Stated task:
Begin at the line containing "Output a JSON" and copy exactly through the last line of the listing, skipping every picture.

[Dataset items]
• • • • •
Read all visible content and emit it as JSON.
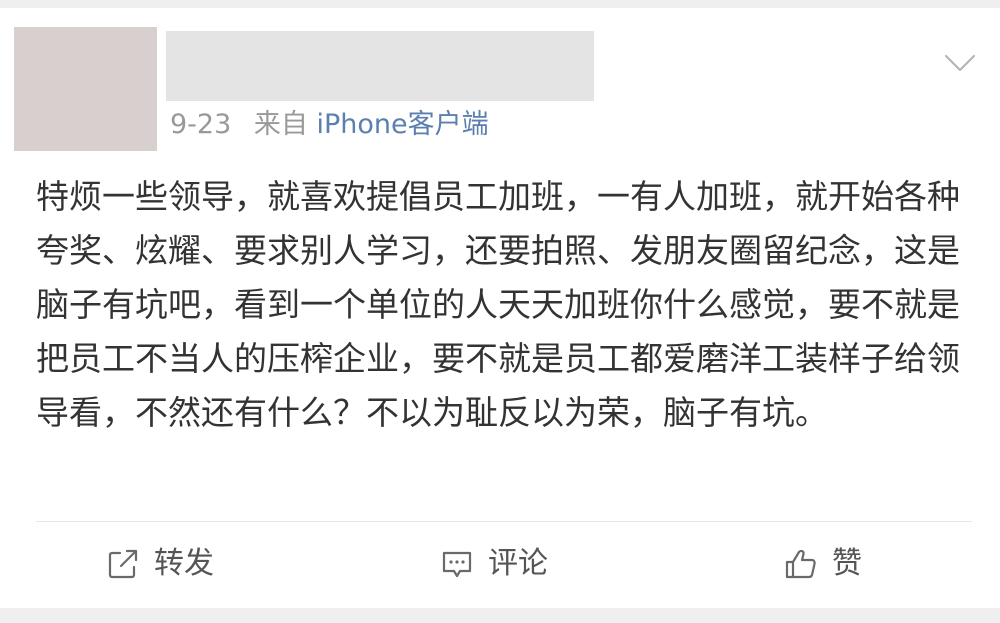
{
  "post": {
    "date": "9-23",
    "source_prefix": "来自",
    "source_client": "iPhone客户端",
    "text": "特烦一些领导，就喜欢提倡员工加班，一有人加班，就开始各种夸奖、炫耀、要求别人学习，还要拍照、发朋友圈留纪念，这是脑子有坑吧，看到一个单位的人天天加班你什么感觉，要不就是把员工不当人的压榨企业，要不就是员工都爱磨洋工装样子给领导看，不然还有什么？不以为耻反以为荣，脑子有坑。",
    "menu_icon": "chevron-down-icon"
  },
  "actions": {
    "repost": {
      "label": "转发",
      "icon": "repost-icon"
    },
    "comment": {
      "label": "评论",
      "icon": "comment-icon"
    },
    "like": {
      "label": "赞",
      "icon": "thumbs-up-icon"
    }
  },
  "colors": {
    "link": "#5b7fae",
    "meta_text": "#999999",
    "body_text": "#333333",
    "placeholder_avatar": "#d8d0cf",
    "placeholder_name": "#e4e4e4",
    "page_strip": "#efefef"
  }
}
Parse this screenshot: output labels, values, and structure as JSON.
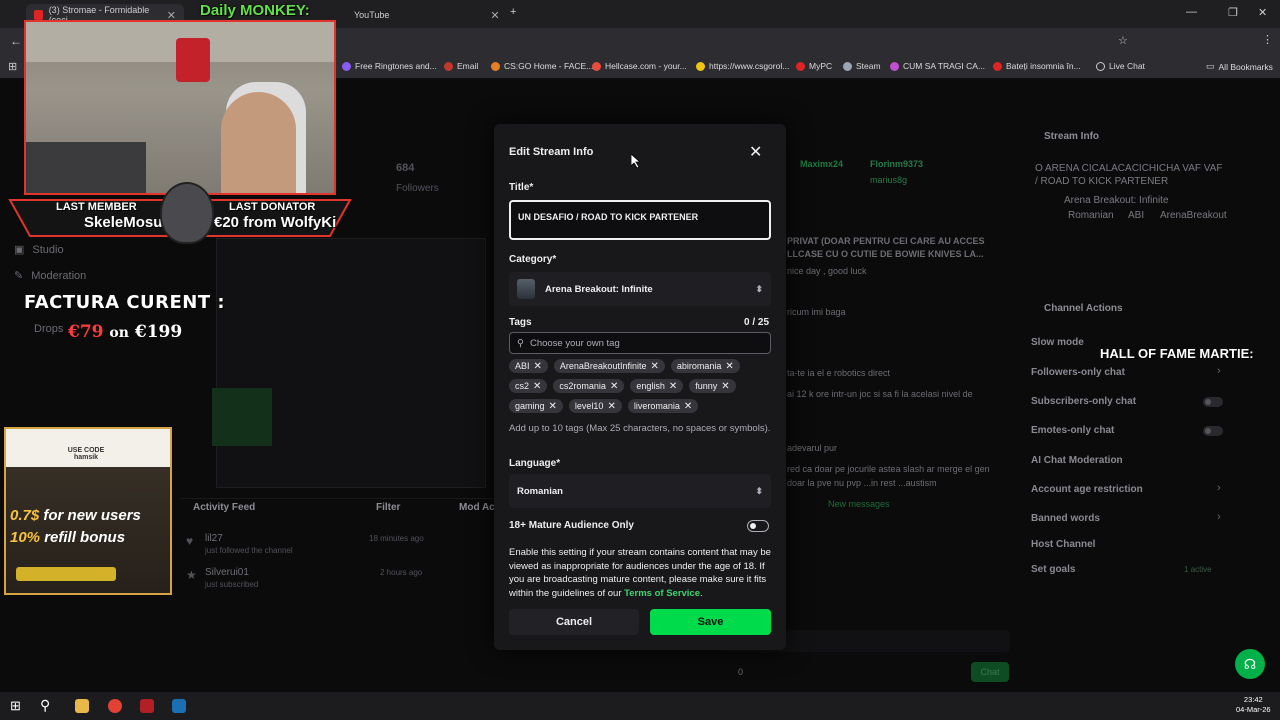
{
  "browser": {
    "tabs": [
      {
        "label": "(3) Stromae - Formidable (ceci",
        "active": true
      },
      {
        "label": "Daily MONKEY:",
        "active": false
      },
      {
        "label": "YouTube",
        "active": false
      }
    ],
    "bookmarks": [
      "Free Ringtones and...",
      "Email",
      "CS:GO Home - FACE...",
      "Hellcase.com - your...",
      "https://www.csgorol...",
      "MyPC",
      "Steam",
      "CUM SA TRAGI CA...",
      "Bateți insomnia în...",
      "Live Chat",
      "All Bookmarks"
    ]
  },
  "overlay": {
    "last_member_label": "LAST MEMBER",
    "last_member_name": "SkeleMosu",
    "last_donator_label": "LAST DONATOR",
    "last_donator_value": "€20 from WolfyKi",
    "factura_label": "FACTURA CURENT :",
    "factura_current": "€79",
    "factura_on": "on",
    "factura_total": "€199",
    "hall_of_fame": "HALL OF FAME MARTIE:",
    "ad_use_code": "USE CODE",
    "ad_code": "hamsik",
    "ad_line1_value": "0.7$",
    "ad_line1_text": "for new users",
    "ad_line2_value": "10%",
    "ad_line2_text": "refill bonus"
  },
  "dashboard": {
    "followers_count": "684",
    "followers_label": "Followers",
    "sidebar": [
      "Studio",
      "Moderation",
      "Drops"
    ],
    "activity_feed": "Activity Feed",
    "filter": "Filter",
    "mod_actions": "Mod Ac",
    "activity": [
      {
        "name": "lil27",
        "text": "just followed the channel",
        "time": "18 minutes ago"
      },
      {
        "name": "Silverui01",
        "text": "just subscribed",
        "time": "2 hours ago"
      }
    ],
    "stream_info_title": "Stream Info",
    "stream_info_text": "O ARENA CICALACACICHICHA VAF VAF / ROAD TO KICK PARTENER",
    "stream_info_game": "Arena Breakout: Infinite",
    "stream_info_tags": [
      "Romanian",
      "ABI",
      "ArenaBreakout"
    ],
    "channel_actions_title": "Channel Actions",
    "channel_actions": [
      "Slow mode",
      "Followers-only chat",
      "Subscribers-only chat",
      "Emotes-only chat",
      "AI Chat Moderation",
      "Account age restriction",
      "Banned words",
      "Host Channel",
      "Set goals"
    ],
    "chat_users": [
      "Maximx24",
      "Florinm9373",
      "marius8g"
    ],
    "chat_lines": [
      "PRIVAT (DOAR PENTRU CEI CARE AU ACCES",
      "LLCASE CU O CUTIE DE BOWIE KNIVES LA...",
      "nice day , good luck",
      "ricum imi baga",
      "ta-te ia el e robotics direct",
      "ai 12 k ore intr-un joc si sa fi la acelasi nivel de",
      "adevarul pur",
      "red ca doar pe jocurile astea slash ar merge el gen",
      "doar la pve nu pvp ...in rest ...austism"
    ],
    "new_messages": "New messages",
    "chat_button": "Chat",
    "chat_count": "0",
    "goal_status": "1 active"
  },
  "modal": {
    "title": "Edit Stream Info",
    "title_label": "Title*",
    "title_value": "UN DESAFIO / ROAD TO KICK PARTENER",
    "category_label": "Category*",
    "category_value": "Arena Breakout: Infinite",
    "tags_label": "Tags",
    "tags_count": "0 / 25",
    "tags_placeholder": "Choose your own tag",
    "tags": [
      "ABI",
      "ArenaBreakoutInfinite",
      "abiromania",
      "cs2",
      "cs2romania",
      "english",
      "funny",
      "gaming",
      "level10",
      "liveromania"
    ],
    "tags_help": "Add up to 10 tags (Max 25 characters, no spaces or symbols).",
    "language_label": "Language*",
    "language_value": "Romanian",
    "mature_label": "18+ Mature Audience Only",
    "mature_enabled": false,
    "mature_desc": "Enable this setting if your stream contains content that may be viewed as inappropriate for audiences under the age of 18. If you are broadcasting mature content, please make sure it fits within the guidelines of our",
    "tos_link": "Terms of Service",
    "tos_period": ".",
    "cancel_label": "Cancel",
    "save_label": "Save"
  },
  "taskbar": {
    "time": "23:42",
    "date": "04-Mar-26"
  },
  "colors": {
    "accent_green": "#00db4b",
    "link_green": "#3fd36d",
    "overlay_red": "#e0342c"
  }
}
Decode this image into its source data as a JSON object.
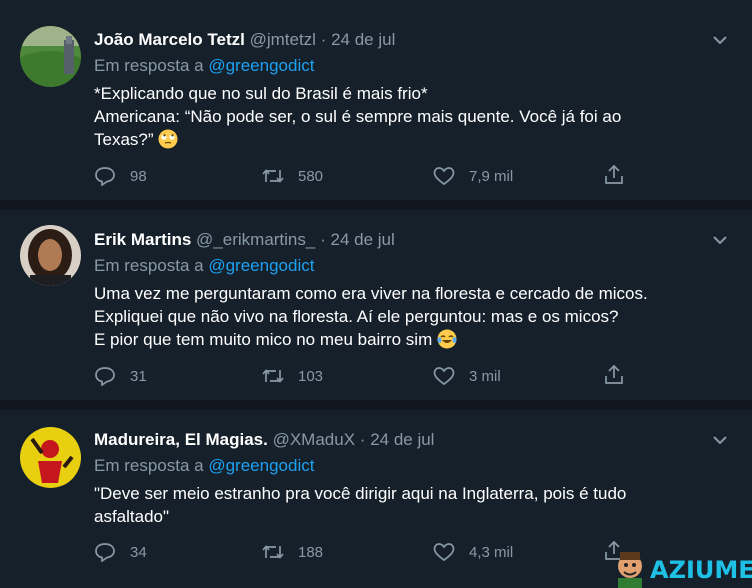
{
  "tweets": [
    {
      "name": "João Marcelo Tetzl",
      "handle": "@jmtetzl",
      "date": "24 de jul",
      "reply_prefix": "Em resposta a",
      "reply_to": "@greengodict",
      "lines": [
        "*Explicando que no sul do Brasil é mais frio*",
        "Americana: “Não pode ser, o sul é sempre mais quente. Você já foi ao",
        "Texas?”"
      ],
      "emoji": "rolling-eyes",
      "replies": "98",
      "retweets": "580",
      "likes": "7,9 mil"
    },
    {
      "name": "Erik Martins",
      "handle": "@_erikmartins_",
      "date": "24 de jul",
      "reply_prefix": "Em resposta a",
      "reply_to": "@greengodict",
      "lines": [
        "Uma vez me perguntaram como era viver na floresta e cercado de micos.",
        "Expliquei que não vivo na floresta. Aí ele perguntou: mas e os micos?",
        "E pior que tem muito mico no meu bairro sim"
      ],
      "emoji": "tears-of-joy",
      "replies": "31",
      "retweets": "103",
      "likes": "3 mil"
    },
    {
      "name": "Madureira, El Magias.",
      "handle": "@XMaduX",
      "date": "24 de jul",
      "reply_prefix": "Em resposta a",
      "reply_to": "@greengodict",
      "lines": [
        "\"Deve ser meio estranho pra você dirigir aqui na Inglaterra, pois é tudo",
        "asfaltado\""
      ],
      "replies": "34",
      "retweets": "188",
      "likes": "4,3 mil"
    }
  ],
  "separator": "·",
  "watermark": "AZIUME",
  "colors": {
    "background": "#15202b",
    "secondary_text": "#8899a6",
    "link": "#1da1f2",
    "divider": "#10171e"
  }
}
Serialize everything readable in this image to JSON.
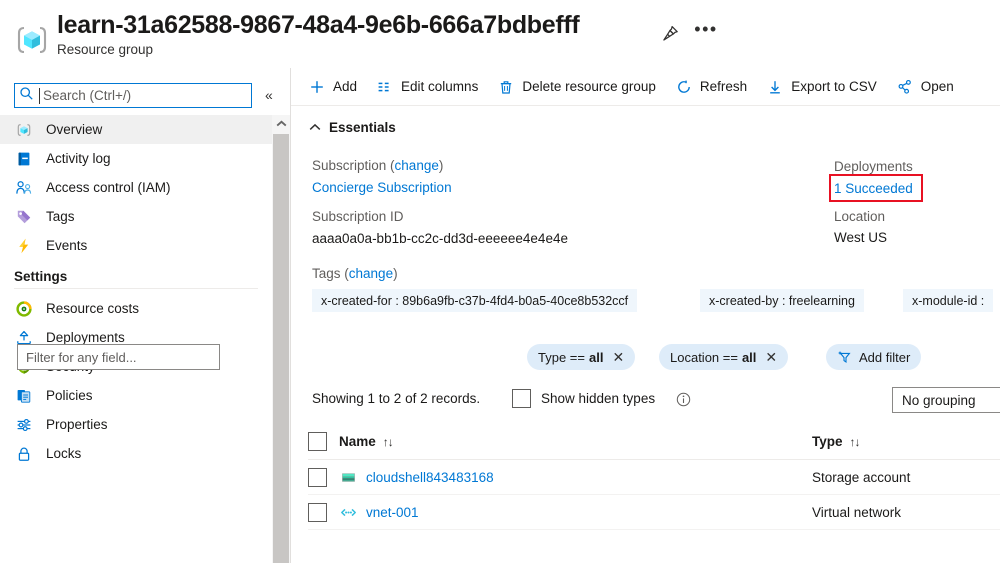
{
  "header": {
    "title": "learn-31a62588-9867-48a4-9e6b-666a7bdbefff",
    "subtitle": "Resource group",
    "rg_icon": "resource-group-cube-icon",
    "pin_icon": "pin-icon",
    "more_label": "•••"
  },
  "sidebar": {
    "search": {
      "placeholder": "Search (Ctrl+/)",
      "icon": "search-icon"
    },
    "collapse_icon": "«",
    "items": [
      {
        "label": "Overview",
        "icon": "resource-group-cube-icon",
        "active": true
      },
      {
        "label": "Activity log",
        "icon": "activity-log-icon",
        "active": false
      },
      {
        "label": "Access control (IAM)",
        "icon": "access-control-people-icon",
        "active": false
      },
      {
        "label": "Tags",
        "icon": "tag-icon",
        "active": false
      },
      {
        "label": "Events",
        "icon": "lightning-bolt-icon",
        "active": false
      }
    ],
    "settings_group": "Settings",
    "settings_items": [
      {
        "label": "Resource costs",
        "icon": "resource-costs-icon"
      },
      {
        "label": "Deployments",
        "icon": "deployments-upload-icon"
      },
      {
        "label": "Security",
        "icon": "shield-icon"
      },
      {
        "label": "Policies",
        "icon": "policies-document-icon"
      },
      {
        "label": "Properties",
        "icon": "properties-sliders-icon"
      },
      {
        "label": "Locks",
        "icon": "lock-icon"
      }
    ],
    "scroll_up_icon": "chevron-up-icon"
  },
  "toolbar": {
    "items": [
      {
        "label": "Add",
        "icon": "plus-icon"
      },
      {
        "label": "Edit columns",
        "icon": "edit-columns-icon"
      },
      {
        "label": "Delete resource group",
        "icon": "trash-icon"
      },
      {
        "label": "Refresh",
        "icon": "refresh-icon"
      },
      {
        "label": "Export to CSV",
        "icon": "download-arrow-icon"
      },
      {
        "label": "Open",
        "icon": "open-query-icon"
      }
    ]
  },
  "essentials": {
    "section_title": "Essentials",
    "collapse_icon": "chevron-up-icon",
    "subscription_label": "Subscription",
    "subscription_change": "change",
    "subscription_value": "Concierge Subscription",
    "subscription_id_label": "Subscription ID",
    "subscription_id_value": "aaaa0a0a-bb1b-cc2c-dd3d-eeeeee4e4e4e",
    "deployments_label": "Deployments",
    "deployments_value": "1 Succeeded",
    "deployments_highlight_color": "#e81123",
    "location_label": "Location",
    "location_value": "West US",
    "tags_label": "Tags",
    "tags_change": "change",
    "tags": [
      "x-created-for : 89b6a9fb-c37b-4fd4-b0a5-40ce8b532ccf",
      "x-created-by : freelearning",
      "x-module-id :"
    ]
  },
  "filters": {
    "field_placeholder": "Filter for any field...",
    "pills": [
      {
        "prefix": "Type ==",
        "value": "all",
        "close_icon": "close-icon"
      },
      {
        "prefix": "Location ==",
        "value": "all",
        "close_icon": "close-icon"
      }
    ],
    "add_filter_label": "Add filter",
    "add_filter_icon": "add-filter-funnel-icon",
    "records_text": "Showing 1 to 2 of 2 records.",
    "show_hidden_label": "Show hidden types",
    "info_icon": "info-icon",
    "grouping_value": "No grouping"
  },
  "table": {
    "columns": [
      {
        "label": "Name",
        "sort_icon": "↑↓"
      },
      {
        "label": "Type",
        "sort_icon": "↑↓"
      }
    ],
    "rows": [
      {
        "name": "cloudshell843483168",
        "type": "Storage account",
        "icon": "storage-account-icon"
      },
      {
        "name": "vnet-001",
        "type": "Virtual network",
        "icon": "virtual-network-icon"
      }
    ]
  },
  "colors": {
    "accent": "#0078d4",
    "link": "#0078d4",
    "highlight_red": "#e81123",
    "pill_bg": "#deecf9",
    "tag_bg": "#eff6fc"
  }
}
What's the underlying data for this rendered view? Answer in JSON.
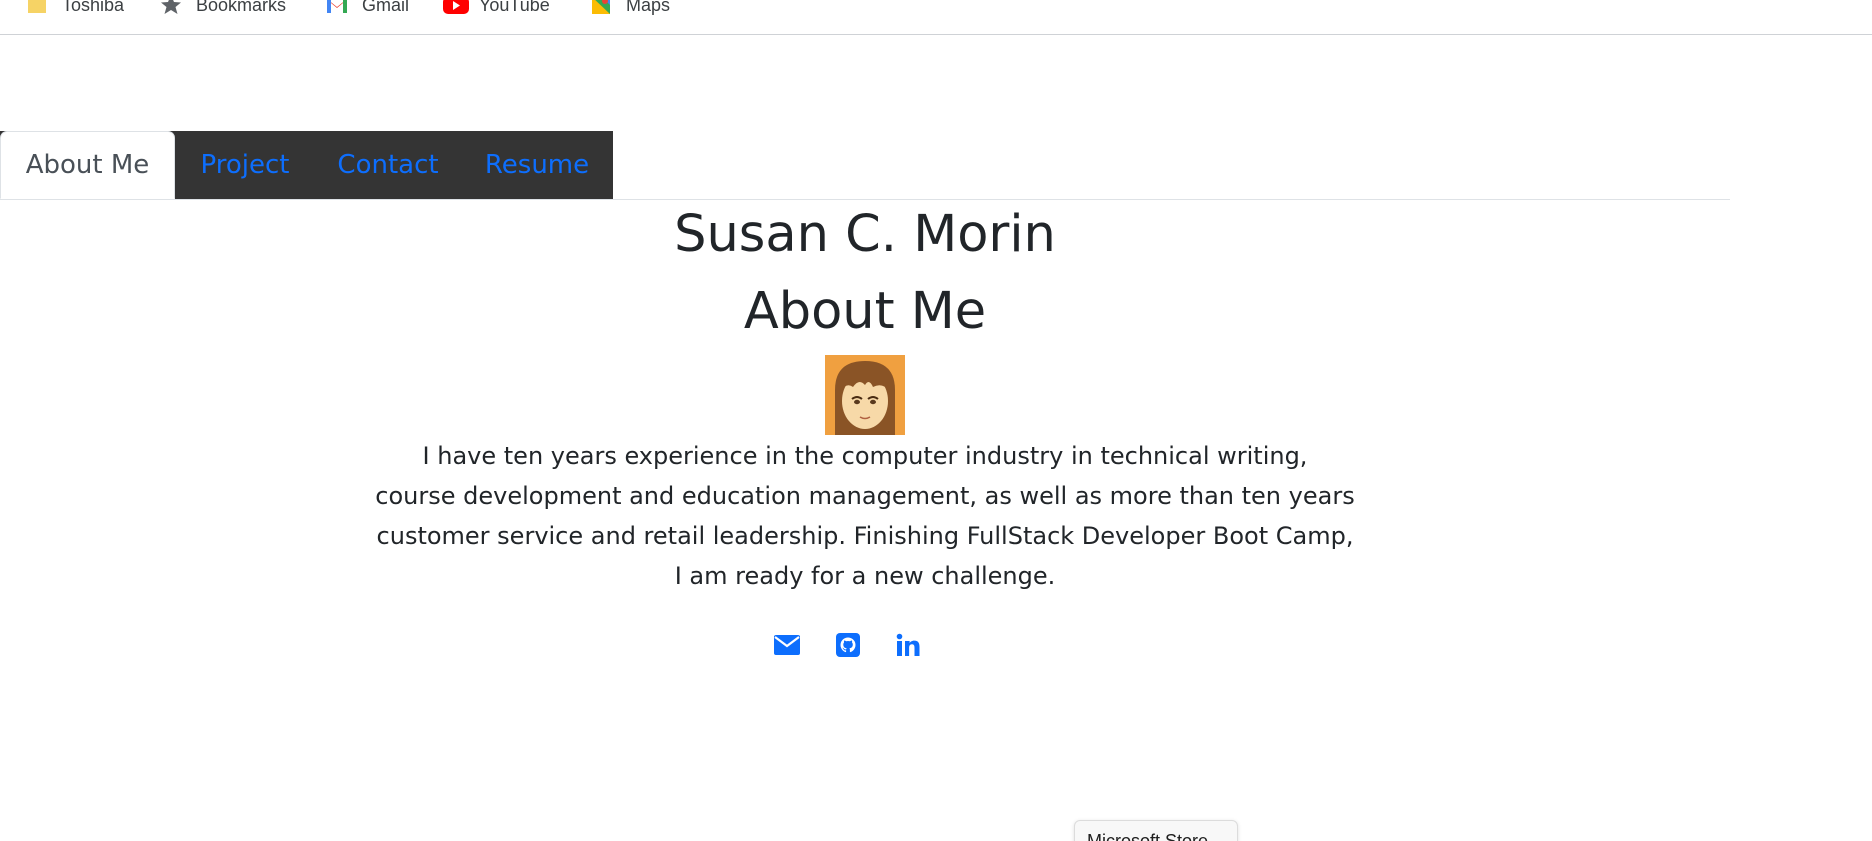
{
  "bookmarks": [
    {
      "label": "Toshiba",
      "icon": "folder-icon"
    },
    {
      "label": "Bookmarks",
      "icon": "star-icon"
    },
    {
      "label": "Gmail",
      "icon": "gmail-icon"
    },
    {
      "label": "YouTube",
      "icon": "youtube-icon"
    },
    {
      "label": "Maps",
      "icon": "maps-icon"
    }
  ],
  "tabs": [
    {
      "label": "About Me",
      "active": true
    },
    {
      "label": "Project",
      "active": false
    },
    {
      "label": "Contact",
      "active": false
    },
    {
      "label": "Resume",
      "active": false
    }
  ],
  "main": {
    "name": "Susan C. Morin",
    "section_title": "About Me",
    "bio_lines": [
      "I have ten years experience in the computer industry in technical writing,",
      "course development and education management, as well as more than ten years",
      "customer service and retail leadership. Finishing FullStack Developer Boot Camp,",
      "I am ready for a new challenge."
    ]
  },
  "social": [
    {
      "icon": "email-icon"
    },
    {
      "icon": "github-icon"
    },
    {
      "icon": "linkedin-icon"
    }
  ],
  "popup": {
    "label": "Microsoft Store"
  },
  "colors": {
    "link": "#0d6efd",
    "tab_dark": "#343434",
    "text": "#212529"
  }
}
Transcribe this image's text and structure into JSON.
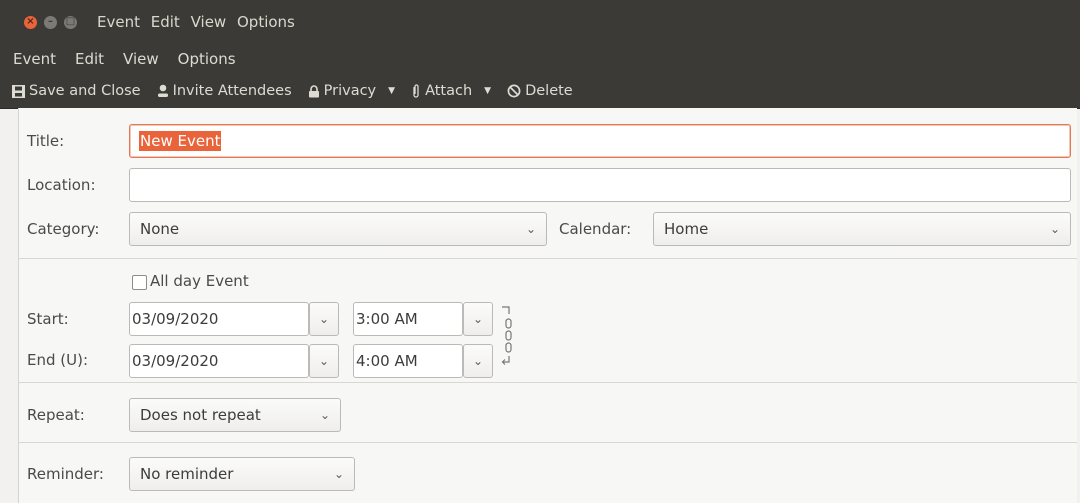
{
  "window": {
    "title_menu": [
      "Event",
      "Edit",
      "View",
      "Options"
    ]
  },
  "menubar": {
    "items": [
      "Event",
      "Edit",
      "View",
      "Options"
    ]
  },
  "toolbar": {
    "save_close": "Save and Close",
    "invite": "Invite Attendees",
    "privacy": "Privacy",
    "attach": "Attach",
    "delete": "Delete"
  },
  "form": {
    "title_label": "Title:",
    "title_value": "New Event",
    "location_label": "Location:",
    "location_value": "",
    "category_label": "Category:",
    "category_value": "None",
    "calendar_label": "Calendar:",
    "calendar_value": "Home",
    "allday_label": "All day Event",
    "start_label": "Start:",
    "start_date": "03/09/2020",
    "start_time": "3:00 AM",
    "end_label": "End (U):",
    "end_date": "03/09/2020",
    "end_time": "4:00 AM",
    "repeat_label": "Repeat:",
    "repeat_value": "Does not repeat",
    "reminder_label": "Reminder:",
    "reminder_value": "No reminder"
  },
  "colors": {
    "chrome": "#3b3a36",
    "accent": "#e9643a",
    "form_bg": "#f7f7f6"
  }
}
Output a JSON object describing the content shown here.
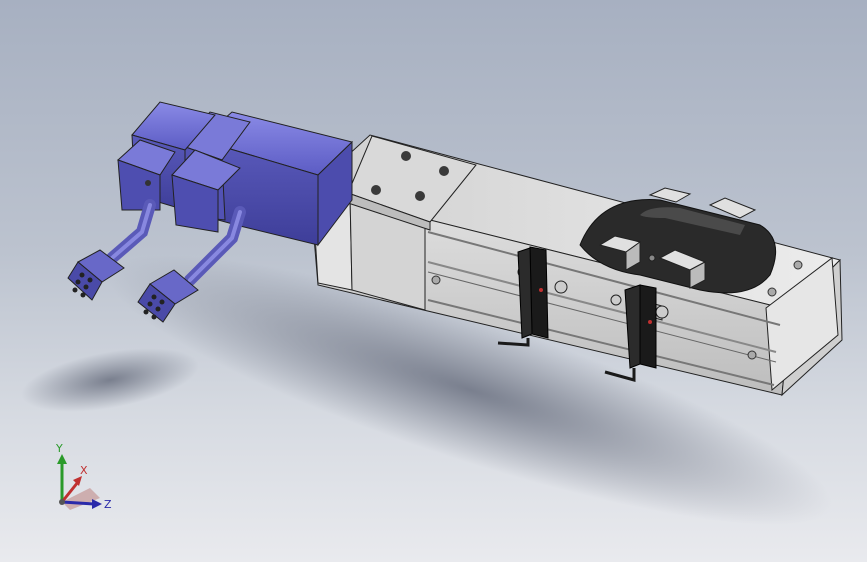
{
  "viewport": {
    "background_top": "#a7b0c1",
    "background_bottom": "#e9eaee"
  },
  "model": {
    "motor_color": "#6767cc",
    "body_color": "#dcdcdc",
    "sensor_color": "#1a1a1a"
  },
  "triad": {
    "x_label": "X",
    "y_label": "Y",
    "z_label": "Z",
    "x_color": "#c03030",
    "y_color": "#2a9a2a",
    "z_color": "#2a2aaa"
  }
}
• • • • •
Full answer:
Output a JSON object describing the content shown here.
{
  "viewport": {
    "background_top": "#a7b0c1",
    "background_bottom": "#e9eaee"
  },
  "model": {
    "motor_color": "#6767cc",
    "body_color": "#dcdcdc",
    "sensor_color": "#1a1a1a"
  },
  "triad": {
    "x_label": "X",
    "y_label": "Y",
    "z_label": "Z",
    "x_color": "#c03030",
    "y_color": "#2a9a2a",
    "z_color": "#2a2aaa"
  }
}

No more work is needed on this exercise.